Output the following items again exactly as they are, line for line, leaving out the pictures.

> Image element box records:
***

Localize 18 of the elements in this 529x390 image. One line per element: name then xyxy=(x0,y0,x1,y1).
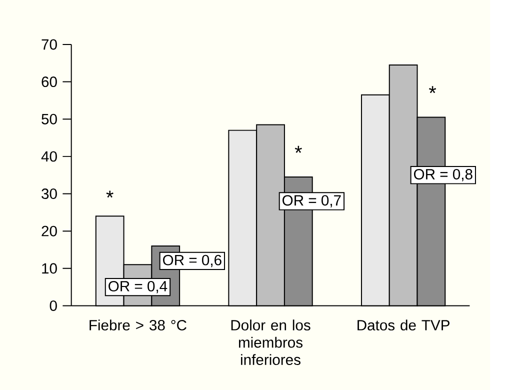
annotation: OR = 0,7 xyxy=(282,195,341,208)
annotation: * xyxy=(294,146,302,153)
x-tick-label: Dolor en los miembros inferiores xyxy=(231,320,310,366)
annotation: OR = 0,6 xyxy=(163,254,222,268)
annotation: * xyxy=(106,190,114,198)
y-tick-label: 60 xyxy=(42,76,57,88)
annotation: * xyxy=(428,86,436,94)
y-tick-label: 0 xyxy=(50,300,57,311)
x-tick-label: Fiebre > 38 °C xyxy=(90,320,186,330)
y-tick-label: 40 xyxy=(41,151,57,162)
y-tick-label: 70 xyxy=(42,39,57,50)
y-tick-label: 20 xyxy=(42,226,57,236)
y-tick-label: 50 xyxy=(42,114,57,124)
annotation: OR = 0,8 xyxy=(414,168,472,182)
annotation: OR = 0,4 xyxy=(108,280,168,294)
y-tick-label: 30 xyxy=(42,188,57,199)
y-tick-label: 10 xyxy=(42,263,57,274)
x-tick-label: Datos de TVP xyxy=(358,320,450,330)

***

> Reply:
Localize 18 of the elements in this 529x390 image. One line per element: name then xyxy=(x0,y0,x1,y1).
annotation: OR = 0,7 xyxy=(282,195,341,208)
annotation: * xyxy=(294,146,302,153)
x-tick-label: Dolor en los miembros inferiores xyxy=(231,320,310,366)
annotation: OR = 0,6 xyxy=(163,254,222,268)
annotation: * xyxy=(106,190,114,198)
y-tick-label: 60 xyxy=(42,76,57,88)
annotation: * xyxy=(428,86,436,94)
y-tick-label: 0 xyxy=(50,300,57,311)
x-tick-label: Fiebre > 38 °C xyxy=(90,320,186,330)
y-tick-label: 40 xyxy=(41,151,57,162)
y-tick-label: 70 xyxy=(42,39,57,50)
y-tick-label: 20 xyxy=(42,226,57,236)
y-tick-label: 50 xyxy=(42,114,57,124)
annotation: OR = 0,8 xyxy=(414,168,472,182)
annotation: OR = 0,4 xyxy=(108,280,168,294)
y-tick-label: 30 xyxy=(42,188,57,199)
y-tick-label: 10 xyxy=(42,263,57,274)
x-tick-label: Datos de TVP xyxy=(358,320,450,330)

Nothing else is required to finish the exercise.